• _Available records_:
begin

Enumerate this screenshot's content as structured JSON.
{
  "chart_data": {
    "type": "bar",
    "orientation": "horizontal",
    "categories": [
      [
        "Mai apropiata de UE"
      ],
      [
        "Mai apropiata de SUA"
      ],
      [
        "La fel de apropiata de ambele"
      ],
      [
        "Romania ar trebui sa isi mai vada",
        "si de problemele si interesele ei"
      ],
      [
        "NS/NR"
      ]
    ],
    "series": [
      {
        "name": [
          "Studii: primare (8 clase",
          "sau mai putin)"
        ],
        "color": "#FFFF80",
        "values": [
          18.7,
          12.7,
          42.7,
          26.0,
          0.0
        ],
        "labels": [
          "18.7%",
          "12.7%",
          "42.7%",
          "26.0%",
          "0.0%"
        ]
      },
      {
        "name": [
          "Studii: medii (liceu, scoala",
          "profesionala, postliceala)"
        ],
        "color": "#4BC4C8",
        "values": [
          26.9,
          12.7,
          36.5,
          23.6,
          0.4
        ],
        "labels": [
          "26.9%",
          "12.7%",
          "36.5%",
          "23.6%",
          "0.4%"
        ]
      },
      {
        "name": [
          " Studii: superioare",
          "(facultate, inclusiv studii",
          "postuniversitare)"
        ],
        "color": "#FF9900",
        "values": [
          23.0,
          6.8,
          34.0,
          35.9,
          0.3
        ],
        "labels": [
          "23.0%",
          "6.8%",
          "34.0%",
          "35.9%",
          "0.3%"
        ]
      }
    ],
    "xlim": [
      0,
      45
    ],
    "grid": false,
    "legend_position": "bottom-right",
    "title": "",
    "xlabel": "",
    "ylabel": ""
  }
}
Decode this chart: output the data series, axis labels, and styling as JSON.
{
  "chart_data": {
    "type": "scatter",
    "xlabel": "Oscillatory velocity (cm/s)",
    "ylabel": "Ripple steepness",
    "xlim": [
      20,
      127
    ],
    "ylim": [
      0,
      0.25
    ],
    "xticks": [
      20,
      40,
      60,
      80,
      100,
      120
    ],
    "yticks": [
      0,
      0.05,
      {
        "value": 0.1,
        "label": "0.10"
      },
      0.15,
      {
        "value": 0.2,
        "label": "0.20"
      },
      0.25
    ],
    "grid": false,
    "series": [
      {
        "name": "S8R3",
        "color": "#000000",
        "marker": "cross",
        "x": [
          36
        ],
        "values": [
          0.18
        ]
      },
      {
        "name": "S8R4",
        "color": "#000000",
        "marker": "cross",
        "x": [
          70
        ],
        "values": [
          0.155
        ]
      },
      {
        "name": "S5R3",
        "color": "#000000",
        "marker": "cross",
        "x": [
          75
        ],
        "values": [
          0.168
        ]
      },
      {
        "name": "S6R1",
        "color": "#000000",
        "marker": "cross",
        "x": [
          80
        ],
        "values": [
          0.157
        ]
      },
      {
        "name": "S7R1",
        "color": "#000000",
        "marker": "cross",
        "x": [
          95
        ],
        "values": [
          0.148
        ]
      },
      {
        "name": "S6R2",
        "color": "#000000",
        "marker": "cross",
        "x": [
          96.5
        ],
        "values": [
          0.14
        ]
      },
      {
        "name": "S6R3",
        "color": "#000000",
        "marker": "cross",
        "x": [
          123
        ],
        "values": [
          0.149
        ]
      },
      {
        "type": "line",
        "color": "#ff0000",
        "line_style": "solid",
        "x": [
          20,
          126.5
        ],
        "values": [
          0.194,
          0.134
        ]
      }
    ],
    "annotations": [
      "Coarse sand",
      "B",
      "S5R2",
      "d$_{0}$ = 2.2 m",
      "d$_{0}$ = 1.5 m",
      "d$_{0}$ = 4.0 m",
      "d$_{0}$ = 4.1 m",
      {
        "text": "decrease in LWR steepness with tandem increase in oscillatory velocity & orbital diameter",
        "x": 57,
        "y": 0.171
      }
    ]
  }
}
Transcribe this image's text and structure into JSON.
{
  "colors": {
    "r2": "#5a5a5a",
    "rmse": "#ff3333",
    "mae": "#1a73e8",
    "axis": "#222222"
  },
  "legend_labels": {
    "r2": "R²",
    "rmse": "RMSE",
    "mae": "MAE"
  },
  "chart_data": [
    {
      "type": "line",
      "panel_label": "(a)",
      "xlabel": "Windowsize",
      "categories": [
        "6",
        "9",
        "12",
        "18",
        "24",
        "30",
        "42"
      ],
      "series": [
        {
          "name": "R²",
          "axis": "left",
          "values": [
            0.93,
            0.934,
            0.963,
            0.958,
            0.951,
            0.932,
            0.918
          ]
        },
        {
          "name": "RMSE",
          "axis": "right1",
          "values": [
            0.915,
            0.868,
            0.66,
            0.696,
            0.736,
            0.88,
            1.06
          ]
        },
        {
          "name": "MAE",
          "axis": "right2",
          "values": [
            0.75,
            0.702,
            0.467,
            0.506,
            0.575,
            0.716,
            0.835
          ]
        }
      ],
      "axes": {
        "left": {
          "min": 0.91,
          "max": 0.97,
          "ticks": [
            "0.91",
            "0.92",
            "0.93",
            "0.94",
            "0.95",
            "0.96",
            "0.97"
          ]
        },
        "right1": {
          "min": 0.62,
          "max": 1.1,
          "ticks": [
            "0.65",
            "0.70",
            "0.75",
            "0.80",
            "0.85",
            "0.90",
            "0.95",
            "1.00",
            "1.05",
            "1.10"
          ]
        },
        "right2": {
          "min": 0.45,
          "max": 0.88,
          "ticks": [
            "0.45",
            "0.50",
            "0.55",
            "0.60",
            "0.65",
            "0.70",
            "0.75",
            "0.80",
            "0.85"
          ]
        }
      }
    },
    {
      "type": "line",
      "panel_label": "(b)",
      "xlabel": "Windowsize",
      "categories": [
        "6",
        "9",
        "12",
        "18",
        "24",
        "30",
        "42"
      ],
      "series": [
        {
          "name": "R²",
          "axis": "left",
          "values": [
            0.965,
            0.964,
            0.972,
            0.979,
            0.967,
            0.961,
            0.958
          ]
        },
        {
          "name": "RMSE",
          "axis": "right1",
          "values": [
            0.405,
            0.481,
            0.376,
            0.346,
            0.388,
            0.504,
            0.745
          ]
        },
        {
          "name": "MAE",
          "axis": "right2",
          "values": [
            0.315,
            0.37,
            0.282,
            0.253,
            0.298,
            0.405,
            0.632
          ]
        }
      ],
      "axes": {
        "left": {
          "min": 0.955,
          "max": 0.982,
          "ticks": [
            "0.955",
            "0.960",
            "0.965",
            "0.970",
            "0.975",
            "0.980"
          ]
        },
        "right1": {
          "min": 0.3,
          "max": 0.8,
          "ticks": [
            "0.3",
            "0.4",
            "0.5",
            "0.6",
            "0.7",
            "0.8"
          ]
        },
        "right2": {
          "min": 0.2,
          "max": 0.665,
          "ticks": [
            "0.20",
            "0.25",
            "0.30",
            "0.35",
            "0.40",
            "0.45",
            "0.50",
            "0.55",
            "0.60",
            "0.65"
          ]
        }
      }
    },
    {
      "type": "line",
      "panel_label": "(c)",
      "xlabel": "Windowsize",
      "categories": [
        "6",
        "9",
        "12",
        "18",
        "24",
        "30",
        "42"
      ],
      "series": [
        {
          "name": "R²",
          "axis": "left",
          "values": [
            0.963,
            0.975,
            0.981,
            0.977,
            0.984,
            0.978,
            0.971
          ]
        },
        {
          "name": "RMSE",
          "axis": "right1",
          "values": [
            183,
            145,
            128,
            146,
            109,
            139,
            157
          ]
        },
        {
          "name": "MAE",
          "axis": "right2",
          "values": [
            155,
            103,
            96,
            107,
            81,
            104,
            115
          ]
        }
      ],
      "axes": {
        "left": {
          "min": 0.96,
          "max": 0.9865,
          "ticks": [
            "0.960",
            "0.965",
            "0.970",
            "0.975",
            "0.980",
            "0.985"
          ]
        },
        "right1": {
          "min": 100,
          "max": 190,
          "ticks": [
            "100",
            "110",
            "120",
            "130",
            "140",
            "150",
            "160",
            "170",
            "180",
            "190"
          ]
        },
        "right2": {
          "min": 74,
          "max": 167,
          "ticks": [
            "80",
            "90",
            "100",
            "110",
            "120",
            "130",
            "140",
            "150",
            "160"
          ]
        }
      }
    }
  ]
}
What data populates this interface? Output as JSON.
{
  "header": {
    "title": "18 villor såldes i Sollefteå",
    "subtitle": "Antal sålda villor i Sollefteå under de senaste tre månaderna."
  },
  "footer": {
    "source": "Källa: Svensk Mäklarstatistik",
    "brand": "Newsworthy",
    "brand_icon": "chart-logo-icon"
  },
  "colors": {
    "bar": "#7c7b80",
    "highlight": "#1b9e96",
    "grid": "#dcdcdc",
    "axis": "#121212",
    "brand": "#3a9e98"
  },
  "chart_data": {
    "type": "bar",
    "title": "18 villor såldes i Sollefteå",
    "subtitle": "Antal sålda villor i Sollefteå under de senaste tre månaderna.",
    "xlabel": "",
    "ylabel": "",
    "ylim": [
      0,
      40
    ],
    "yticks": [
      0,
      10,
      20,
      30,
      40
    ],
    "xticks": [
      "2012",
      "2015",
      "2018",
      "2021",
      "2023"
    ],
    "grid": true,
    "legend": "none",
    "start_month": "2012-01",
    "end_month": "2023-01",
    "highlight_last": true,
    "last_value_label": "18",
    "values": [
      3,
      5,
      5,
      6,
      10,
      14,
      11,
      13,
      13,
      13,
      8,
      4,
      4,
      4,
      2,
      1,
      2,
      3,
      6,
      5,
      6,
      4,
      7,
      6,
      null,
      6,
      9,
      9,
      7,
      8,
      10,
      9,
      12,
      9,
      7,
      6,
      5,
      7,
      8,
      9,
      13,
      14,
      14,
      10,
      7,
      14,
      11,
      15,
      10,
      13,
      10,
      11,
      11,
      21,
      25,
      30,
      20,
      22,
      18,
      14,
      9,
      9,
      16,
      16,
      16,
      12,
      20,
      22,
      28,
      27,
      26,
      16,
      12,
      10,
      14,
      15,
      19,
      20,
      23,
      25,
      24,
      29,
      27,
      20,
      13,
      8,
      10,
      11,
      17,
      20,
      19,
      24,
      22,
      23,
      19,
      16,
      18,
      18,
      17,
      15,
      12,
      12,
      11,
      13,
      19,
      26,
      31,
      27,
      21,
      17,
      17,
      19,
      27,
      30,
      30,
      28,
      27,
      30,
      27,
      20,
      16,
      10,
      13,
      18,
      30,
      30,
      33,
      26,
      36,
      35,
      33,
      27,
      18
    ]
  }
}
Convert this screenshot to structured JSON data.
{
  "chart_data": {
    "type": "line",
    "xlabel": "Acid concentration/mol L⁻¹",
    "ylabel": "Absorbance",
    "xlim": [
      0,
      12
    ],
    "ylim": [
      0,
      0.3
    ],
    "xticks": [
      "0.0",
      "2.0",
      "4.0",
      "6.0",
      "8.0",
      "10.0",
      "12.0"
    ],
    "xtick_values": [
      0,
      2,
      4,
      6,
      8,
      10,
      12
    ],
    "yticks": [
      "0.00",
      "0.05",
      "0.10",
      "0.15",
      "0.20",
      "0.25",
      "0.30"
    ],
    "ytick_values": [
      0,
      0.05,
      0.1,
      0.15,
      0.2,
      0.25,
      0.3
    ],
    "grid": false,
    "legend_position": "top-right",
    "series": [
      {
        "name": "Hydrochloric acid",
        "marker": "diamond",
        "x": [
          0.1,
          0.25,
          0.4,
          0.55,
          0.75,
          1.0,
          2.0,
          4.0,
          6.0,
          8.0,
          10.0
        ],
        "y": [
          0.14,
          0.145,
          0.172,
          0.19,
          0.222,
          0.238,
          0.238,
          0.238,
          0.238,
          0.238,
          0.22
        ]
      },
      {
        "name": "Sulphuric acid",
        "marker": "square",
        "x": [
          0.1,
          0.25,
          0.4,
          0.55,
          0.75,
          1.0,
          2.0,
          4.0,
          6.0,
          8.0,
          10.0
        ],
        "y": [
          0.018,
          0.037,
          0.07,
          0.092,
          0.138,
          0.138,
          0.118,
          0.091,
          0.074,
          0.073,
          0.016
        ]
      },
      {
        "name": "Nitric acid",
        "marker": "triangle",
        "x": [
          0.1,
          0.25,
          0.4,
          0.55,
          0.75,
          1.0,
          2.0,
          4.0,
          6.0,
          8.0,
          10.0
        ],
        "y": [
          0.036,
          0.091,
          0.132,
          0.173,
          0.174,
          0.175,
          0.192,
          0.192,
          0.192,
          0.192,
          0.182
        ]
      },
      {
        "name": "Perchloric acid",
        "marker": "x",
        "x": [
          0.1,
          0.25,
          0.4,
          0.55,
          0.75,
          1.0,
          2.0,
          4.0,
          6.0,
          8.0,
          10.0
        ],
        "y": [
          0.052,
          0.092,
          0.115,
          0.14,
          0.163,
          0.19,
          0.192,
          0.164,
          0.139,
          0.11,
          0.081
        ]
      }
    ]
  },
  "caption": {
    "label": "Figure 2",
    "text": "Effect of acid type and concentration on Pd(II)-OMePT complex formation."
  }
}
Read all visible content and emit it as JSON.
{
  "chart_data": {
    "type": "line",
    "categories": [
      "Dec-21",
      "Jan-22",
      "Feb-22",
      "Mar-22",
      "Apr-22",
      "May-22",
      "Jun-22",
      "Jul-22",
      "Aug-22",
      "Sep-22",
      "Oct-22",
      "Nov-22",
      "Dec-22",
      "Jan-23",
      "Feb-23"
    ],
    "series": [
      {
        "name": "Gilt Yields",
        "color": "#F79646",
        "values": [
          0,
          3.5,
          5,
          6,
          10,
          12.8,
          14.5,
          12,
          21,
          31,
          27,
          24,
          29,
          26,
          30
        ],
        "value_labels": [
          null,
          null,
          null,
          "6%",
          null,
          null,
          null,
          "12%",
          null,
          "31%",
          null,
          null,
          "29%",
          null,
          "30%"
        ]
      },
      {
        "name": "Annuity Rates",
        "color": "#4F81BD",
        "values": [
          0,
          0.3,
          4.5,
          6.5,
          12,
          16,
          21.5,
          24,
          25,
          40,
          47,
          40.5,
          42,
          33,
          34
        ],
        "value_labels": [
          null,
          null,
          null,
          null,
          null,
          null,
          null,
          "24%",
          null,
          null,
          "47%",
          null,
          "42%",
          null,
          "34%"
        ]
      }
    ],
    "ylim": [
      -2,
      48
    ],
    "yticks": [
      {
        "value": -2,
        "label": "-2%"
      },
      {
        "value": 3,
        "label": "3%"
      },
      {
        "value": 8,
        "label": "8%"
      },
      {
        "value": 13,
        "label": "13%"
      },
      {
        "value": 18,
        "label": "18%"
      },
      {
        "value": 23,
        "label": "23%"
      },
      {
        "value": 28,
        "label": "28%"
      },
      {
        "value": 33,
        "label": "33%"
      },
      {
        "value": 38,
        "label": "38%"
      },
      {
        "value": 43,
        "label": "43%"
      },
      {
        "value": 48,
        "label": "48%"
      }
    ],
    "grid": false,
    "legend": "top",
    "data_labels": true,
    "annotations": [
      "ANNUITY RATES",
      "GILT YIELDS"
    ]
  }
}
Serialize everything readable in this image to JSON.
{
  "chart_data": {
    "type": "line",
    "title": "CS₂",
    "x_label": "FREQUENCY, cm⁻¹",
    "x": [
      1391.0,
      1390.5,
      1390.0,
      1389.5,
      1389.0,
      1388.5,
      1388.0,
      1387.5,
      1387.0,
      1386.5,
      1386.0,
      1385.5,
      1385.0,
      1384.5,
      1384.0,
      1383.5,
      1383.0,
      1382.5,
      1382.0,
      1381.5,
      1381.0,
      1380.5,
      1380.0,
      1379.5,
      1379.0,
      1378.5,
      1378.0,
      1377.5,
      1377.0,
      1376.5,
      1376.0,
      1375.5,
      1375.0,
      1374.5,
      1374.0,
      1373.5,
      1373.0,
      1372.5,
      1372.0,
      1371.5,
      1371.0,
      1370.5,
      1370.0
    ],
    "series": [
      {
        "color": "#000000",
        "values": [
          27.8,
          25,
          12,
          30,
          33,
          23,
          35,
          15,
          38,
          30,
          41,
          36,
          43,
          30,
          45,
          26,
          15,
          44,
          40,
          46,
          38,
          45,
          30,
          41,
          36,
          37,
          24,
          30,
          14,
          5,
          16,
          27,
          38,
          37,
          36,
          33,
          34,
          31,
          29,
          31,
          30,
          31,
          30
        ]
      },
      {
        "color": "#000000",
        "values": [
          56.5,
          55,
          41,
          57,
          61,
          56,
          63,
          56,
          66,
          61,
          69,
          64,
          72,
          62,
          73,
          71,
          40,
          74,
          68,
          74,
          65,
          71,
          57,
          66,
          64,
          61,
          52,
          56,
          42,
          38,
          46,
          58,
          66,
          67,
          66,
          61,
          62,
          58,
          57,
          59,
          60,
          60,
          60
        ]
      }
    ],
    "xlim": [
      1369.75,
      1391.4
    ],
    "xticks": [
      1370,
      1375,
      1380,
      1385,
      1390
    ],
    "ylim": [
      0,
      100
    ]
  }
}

end

• _Challenge_:
Determine how many lines include the string "senaste". Give no answer but the number.

• _The solution_:
2